_PASSAGE EXTRAIT_.
——————————
Je pense que si l’on veut mettre en œuvre la vision volontariste que vous avez émise lors de notre dernière réunion, et que nous soutenons au groupe socialiste, il est essentiel d’avoir une vision claire de la situation actuelle et, en particulier, un diagnostic partagé en ce qui concerne les besoins et les demandes.

Mme Joëlle Milquet, vice-présidente et ministre de l’Éducation, de la Culture et de l’Enfance. – Je constate comme vous un manque d’outils permettant d’avoir une vision plus exacte de la demande tant pour le monde de l’enseignement que pour celui de la petite enfance.

Comme l’explique le Réseau wallon de lutte contre la pauvreté, les places d’accueil ne sont pas toujours disponibles là où les besoins sont les plus pressants. À tout le moins, il constate un manque d’égalité de traitement entre territoires à indices socioéconomiques différents.
——————————
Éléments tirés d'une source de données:
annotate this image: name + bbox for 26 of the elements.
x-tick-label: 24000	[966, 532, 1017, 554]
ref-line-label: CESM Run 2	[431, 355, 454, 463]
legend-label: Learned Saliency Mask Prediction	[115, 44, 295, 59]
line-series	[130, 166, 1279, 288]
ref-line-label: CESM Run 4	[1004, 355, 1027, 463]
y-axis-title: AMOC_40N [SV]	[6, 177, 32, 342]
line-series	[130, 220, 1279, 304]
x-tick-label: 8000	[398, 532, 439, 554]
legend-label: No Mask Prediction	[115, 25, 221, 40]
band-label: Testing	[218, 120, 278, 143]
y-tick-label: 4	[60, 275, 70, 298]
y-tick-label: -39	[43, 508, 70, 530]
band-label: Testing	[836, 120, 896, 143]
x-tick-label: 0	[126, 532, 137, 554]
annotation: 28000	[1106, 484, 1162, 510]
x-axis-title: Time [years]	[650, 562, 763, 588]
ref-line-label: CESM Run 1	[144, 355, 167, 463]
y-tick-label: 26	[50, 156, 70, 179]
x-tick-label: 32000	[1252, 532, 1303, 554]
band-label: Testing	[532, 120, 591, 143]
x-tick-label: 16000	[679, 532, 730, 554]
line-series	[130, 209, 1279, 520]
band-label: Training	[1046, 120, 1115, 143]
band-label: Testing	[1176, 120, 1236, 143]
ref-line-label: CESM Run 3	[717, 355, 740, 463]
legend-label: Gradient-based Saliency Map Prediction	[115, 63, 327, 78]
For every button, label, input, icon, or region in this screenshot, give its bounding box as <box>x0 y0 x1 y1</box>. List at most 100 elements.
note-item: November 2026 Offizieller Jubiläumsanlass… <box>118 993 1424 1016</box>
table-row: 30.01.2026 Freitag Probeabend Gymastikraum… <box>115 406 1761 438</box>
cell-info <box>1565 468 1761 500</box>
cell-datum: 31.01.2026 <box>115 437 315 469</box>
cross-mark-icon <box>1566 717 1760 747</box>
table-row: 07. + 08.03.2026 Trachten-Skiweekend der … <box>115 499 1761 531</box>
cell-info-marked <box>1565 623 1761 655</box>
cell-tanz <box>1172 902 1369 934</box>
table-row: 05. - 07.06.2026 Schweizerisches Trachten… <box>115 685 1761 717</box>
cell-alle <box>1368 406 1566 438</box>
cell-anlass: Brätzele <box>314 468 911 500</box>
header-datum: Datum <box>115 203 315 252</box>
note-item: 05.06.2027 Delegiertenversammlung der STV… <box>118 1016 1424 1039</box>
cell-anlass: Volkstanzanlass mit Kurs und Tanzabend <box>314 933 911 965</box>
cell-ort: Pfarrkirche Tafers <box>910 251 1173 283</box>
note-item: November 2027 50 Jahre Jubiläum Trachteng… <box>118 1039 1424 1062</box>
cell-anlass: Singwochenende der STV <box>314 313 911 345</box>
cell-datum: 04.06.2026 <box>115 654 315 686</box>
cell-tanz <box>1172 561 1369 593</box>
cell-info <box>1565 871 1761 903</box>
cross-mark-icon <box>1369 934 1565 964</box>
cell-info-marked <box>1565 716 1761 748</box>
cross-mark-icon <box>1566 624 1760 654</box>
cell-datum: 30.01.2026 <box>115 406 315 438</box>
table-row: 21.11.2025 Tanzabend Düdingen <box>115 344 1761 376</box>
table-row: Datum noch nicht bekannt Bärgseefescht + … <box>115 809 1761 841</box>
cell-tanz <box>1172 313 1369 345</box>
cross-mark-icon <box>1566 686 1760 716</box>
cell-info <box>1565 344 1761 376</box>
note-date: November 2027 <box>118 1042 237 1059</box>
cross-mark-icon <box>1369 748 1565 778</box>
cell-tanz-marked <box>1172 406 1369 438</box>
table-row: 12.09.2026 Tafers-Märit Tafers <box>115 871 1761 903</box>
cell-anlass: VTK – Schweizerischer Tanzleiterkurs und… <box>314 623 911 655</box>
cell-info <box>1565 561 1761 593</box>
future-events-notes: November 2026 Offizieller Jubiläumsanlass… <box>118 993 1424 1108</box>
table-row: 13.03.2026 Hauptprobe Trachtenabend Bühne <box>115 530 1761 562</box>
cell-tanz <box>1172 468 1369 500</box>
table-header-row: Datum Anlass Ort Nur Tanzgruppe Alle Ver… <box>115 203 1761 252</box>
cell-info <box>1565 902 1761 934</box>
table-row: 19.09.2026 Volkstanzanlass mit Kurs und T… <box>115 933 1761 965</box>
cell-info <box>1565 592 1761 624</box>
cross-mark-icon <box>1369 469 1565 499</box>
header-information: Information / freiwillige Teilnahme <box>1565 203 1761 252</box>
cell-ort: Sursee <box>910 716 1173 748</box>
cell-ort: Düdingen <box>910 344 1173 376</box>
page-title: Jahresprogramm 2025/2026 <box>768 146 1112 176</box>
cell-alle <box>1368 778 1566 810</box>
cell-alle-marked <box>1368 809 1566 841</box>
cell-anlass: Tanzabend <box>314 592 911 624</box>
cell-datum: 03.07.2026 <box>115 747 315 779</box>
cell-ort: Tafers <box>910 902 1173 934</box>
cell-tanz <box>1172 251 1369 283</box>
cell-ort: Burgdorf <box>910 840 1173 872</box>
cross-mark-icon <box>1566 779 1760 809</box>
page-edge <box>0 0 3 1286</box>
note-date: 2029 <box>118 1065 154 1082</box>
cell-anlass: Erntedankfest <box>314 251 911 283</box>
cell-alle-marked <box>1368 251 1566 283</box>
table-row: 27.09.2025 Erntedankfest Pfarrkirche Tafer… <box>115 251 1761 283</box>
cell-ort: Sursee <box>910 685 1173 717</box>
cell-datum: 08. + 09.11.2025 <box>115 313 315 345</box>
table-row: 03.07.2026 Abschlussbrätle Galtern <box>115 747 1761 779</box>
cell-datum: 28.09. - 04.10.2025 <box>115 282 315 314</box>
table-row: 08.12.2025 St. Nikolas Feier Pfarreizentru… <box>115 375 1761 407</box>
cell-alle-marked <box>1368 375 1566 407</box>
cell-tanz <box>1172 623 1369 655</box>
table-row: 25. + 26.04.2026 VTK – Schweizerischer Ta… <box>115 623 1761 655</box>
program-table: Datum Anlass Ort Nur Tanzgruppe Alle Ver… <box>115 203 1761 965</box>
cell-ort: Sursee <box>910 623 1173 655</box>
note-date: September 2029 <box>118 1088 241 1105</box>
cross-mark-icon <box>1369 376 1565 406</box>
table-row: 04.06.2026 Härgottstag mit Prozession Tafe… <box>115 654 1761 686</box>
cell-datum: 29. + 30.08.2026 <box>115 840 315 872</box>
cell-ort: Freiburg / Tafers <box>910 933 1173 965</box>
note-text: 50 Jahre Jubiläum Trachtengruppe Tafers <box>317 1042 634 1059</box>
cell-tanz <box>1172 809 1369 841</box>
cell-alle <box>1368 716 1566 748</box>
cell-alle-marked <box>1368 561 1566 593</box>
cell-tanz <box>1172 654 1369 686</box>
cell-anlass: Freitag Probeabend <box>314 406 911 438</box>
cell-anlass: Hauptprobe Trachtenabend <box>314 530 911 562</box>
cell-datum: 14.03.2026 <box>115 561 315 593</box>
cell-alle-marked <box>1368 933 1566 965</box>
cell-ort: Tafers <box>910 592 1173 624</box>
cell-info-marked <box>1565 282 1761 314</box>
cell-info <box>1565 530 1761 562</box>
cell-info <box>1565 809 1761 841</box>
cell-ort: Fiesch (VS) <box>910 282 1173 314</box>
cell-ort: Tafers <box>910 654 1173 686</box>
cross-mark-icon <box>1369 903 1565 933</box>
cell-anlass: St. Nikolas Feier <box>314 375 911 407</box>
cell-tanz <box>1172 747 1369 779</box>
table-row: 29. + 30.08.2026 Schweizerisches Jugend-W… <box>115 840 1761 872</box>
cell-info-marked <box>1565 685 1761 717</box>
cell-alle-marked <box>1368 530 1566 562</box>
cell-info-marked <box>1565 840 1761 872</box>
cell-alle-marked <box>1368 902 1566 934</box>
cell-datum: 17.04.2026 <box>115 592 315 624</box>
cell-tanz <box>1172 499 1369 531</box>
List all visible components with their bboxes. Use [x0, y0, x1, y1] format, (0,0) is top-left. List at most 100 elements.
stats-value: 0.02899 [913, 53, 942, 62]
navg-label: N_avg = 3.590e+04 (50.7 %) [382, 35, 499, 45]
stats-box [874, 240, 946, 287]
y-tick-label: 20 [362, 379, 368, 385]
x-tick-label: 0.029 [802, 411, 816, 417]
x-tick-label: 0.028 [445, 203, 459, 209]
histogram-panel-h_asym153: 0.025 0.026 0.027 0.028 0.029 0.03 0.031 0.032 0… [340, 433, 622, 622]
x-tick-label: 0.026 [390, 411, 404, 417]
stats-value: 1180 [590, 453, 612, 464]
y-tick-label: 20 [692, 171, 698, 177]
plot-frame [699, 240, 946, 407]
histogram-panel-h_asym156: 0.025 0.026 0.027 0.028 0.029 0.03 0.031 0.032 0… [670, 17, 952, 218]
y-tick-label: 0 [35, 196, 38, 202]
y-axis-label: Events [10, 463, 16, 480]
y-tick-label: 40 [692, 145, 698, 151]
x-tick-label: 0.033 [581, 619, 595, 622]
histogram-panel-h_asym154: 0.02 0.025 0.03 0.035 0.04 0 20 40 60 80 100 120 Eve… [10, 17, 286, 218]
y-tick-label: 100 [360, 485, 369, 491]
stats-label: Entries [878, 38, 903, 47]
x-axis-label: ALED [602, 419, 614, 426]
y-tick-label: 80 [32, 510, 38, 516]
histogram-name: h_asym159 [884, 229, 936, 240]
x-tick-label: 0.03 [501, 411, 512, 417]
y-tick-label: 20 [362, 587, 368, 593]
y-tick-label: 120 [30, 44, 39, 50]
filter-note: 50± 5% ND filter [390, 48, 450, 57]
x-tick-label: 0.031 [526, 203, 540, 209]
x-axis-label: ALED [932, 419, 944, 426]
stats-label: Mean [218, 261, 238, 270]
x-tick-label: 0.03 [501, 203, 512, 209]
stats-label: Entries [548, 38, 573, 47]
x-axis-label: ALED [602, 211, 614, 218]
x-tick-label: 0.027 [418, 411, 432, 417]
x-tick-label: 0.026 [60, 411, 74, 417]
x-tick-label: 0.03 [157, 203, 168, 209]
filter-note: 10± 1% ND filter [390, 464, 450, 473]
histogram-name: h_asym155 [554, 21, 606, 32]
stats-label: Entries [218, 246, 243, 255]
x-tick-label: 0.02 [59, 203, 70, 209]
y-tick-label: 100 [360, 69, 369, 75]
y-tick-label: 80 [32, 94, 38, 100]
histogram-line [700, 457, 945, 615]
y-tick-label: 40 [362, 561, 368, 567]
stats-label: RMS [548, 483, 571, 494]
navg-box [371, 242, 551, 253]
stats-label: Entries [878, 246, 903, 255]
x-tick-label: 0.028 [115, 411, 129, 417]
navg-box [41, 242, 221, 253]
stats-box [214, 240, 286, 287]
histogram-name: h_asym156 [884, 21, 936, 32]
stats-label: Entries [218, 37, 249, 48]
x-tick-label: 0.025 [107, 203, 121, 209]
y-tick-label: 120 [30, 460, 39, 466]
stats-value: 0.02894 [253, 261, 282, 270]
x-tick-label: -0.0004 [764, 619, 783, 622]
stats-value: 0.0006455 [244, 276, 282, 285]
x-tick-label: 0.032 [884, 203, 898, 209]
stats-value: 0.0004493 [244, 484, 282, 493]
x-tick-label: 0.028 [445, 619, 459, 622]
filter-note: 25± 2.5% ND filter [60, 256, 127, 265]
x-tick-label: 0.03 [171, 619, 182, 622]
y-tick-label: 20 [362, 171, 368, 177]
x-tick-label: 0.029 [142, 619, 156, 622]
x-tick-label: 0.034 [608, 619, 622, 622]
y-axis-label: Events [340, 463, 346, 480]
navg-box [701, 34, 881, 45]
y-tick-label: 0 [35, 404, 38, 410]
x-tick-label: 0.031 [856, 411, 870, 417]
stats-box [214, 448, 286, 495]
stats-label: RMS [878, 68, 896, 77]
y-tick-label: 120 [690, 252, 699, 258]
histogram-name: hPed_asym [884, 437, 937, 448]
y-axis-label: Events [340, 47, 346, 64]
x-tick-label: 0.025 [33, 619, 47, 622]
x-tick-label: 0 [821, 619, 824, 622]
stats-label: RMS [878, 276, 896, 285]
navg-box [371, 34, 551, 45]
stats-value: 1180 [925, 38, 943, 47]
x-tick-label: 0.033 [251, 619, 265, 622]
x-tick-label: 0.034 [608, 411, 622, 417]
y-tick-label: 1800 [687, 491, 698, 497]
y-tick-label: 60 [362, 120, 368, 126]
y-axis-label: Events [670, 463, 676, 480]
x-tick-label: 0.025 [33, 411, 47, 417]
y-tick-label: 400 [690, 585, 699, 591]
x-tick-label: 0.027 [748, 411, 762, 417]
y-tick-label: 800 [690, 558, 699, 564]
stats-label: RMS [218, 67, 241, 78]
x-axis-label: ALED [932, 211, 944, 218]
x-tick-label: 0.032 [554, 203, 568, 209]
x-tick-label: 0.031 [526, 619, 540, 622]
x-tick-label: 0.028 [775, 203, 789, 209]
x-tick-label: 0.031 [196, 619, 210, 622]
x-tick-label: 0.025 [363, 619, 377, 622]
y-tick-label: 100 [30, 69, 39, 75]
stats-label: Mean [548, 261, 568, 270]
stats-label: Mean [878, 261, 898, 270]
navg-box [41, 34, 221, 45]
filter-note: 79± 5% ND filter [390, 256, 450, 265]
——————————
_EXERCICE_.
Pourriez-vous transcrire fidèlement l'extrait sur l'accueil de la petite enfance, en commençant par «Je pense que» et en continuant jusqu'à «et les demandes.» ? Le matériel ne joue aucun rôle dans ce travail.

_ZONE DE RÉPONSE_.
Je pense que si l’on veut mettre en œuvre la vision volontariste que vous avez émise lors de notre dernière réunion, et que nous soutenons au groupe socialiste, il est essentiel d’avoir une vision claire de la situation actuelle et, en particulier, un diagnostic partagé en ce qui concerne les besoins et les demandes.